(Data excerpts)
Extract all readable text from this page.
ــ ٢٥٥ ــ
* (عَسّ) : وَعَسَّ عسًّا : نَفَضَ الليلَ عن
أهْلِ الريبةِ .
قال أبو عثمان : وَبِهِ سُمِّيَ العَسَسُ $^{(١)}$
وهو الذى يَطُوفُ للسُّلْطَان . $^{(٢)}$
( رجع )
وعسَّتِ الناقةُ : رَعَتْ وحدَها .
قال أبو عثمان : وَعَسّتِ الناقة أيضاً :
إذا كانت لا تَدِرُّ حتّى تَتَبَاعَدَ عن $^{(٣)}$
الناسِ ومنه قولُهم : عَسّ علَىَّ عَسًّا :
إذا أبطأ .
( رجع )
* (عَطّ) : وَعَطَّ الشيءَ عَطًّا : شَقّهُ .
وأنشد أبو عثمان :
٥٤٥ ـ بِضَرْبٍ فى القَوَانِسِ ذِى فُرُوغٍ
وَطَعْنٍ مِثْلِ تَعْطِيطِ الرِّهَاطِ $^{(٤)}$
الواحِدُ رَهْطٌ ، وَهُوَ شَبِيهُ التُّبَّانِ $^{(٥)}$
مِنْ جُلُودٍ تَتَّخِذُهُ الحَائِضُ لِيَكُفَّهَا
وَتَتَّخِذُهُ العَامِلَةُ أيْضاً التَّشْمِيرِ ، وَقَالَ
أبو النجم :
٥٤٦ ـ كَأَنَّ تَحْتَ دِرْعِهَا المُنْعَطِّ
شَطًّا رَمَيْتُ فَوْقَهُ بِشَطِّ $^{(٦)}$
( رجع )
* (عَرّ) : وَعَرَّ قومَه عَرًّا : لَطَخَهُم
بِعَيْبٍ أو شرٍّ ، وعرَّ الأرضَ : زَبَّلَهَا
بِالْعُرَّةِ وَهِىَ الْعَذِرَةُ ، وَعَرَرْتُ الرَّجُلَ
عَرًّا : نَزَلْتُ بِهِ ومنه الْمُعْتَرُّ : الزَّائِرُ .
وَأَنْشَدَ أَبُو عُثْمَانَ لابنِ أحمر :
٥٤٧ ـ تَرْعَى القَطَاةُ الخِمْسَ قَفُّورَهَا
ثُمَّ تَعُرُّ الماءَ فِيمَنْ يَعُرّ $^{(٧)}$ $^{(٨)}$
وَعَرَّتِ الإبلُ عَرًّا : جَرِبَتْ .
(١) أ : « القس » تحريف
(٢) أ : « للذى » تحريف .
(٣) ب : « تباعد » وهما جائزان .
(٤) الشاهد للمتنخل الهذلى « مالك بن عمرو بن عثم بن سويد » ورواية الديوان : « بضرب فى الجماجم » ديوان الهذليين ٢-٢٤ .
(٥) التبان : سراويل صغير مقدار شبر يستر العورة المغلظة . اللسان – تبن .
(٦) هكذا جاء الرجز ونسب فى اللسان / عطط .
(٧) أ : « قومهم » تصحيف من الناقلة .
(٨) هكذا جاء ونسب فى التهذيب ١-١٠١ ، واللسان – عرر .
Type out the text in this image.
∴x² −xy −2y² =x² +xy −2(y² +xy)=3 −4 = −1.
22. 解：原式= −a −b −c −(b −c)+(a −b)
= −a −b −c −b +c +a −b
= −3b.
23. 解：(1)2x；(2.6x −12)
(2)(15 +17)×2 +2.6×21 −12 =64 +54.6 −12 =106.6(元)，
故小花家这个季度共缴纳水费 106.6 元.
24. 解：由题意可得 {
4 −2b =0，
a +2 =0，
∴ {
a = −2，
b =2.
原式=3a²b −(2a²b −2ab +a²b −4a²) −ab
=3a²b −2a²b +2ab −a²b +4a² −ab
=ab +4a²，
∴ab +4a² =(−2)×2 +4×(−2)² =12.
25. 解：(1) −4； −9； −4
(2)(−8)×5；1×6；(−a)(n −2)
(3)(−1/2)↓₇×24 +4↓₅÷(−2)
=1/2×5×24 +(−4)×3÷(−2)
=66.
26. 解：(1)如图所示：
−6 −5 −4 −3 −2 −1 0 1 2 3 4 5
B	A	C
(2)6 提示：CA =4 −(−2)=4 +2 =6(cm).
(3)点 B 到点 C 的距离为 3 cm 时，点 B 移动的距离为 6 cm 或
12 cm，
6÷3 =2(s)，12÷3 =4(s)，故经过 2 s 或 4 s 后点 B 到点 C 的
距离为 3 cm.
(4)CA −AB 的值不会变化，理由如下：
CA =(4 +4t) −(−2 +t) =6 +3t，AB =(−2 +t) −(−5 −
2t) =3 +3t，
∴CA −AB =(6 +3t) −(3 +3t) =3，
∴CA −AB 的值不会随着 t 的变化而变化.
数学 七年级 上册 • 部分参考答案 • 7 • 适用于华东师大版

#### Required work
The whole listing above needs to be written out again exactly.

#### Correct response
Extract all readable text from this page.
ــ ٢٥٥ ــ
* (عَسّ) : وَعَسَّ عسًّا : نَفَضَ الليلَ عن
أهْلِ الريبةِ .
قال أبو عثمان : وَبِهِ سُمِّيَ العَسَسُ $^{(١)}$
وهو الذى يَطُوفُ للسُّلْطَان . $^{(٢)}$
( رجع )
وعسَّتِ الناقةُ : رَعَتْ وحدَها .
قال أبو عثمان : وَعَسّتِ الناقة أيضاً :
إذا كانت لا تَدِرُّ حتّى تَتَبَاعَدَ عن $^{(٣)}$
الناسِ ومنه قولُهم : عَسّ علَىَّ عَسًّا :
إذا أبطأ .
( رجع )
* (عَطّ) : وَعَطَّ الشيءَ عَطًّا : شَقّهُ .
وأنشد أبو عثمان :
٥٤٥ ـ بِضَرْبٍ فى القَوَانِسِ ذِى فُرُوغٍ
وَطَعْنٍ مِثْلِ تَعْطِيطِ الرِّهَاطِ $^{(٤)}$
الواحِدُ رَهْطٌ ، وَهُوَ شَبِيهُ التُّبَّانِ $^{(٥)}$
مِنْ جُلُودٍ تَتَّخِذُهُ الحَائِضُ لِيَكُفَّهَا
وَتَتَّخِذُهُ العَامِلَةُ أيْضاً التَّشْمِيرِ ، وَقَالَ
أبو النجم :
٥٤٦ ـ كَأَنَّ تَحْتَ دِرْعِهَا المُنْعَطِّ
شَطًّا رَمَيْتُ فَوْقَهُ بِشَطِّ $^{(٦)}$
( رجع )
* (عَرّ) : وَعَرَّ قومَه عَرًّا : لَطَخَهُم
بِعَيْبٍ أو شرٍّ ، وعرَّ الأرضَ : زَبَّلَهَا
بِالْعُرَّةِ وَهِىَ الْعَذِرَةُ ، وَعَرَرْتُ الرَّجُلَ
عَرًّا : نَزَلْتُ بِهِ ومنه الْمُعْتَرُّ : الزَّائِرُ .
وَأَنْشَدَ أَبُو عُثْمَانَ لابنِ أحمر :
٥٤٧ ـ تَرْعَى القَطَاةُ الخِمْسَ قَفُّورَهَا
ثُمَّ تَعُرُّ الماءَ فِيمَنْ يَعُرّ $^{(٧)}$ $^{(٨)}$
وَعَرَّتِ الإبلُ عَرًّا : جَرِبَتْ .
(١) أ : « القس » تحريف
(٢) أ : « للذى » تحريف .
(٣) ب : « تباعد » وهما جائزان .
(٤) الشاهد للمتنخل الهذلى « مالك بن عمرو بن عثم بن سويد » ورواية الديوان : « بضرب فى الجماجم » ديوان الهذليين ٢-٢٤ .
(٥) التبان : سراويل صغير مقدار شبر يستر العورة المغلظة . اللسان – تبن .
(٦) هكذا جاء الرجز ونسب فى اللسان / عطط .
(٧) أ : « قومهم » تصحيف من الناقلة .
(٨) هكذا جاء ونسب فى التهذيب ١-١٠١ ، واللسان – عرر .
Type out the text in this image.
∴x² −xy −2y² =x² +xy −2(y² +xy)=3 −4 = −1.
22. 解：原式= −a −b −c −(b −c)+(a −b)
= −a −b −c −b +c +a −b
= −3b.
23. 解：(1)2x；(2.6x −12)
(2)(15 +17)×2 +2.6×21 −12 =64 +54.6 −12 =106.6(元)，
故小花家这个季度共缴纳水费 106.6 元.
24. 解：由题意可得 {
4 −2b =0，
a +2 =0，
∴ {
a = −2，
b =2.
原式=3a²b −(2a²b −2ab +a²b −4a²) −ab
=3a²b −2a²b +2ab −a²b +4a² −ab
=ab +4a²，
∴ab +4a² =(−2)×2 +4×(−2)² =12.
25. 解：(1) −4； −9； −4
(2)(−8)×5；1×6；(−a)(n −2)
(3)(−1/2)↓₇×24 +4↓₅÷(−2)
=1/2×5×24 +(−4)×3÷(−2)
=66.
26. 解：(1)如图所示：
−6 −5 −4 −3 −2 −1 0 1 2 3 4 5
B	A	C
(2)6 提示：CA =4 −(−2)=4 +2 =6(cm).
(3)点 B 到点 C 的距离为 3 cm 时，点 B 移动的距离为 6 cm 或
12 cm，
6÷3 =2(s)，12÷3 =4(s)，故经过 2 s 或 4 s 后点 B 到点 C 的
距离为 3 cm.
(4)CA −AB 的值不会变化，理由如下：
CA =(4 +4t) −(−2 +t) =6 +3t，AB =(−2 +t) −(−5 −
2t) =3 +3t，
∴CA −AB =(6 +3t) −(3 +3t) =3，
∴CA −AB 的值不会随着 t 的变化而变化.
数学 七年级 上册 • 部分参考答案 • 7 • 适用于华东师大版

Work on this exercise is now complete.